Os elogios do presidente Bush ao presidente Lula, na entrevista ao Estado, chamando-o de "homem interessante" e "pessoa capaz de enfrentar os problemas mais difíceis da sociedade de forma a fazer de seu respeitado país um lugar melhor", provocaram no Planalto reações paradoxais, contraditórias - e equivocadas. Se não o próprio Lula, ao menos os seus mais próximos reagiram com desconforto às referências favoráveis a ele e ao governo e às suas "intimidades" telefônicas. Já no Itamaraty, de acordo com o noticiário, as palavras de Bush provocaram euforia. No primeiro caso, o constrangimento se explicaria pelo fato de Bush não ser exatamente o chefe de Estado de quem o brasileiro mais gostaria de receber louvações em público, ou que mais apreciaria que ele fizesse praça das supostas afinidades entre ambos. Afinal, Lula tem uma imagem a preservar junto à esquerda nacional e latino-americana, de grande reformador social, imagem cujo lustro ele não se cansa de brunir em suas incessantes viagens pelo território nacional e ao exterior.

Essa é uma tarefa incompatível com "uma relação muito boa, cordial e franca" com o líder do conservadorismo americano. Essa amizade certamente não conviria às aspirações do presidente de emergir, a partir da América Latina, como o líder de uma fronda internacional alternativa ao supremacismo de Washington. O mesmo argumento valeria para a revelação de Bush de que considera "útil, às vezes", telefonar ao presidente Lula para dizer-lhe que tem "uma preocupação com esse ou aquele (governante) e perguntar: o senhor se importaria em dar uma olhada nisso? Pode ser a chance de trabalharmos juntos para resolver um problema". Que dirá disso, em especial, o pretendente à herança de Bolívar, Hugo Chávez?

Já o Itamaraty festejou a entrevista de Bush, como se as suas declarações atestassem o respeito da Casa Branca pela política externa do governo Lula em geral e o reconhecimento da influência da diplomacia brasileira no mundo e no Continente, em particular. Em suma, Bush, teria se mostrado mais realista do que a oposição brasileira diante da diplomacia neoterceiro-mundista, executada, embora não necessariamente conduzida, pelo chanceler Celso Amorim.

As duas reações fazem crer que, por motivos diferentes, uns e outros leram, releram e afinal tresleram, como os críticos literários costumavam ironizar, a entrevista de Bush. O que ele fez, dessa vez bem orientado, foi homenagear menos o lulismo do que o Brasil. Com sutileza surpreendente, considerando de quem se trata, Bush guardou-se de repetir o que Richard Nixon dissera, em 1971, ao presidente Médici em visita a Washington ("para onde se inclinar o Brasil se inclinará a América Latina"), mas o sentido dos seus comentários não foi muito diferente. Além disso, os latino-americanistas do Departamento de Estado e os estudiosos das relações internacionais nos Estados Unidos sabem perfeitamente que, se há um país na região onde não há hipótese de medrar aquele tipo de antiamericanismo, que não nasceu com o governo Bush, é o Brasil.
___
▸ Tarefa proposta:
No texto sobre os elogios de Bush a Lula, em que ano Richard Nixon fez o comentário ao presidente Médici em visita a Washington?

Registros de uma coleção de dados:
___
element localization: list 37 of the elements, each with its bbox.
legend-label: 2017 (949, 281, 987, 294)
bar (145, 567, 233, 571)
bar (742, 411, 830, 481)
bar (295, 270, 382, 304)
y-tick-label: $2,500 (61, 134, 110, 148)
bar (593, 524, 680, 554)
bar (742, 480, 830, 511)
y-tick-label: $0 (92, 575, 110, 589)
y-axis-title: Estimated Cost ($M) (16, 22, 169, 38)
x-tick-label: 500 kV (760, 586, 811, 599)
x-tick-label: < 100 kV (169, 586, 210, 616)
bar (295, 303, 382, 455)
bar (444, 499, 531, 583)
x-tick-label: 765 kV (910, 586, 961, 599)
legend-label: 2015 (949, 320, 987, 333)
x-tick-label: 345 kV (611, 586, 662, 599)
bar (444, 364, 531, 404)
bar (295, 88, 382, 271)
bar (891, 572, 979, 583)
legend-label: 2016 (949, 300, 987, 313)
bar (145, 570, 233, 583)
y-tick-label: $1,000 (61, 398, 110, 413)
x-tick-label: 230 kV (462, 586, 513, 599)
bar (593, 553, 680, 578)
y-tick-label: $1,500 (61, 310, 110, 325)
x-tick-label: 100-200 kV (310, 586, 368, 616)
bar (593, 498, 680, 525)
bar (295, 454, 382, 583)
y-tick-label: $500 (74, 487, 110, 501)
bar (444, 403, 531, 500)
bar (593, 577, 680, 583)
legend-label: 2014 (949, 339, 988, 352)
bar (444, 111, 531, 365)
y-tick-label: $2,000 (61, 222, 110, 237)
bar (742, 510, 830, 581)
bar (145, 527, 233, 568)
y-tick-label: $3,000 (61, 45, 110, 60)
___
▸ Resposta do exercício:
Em 1971.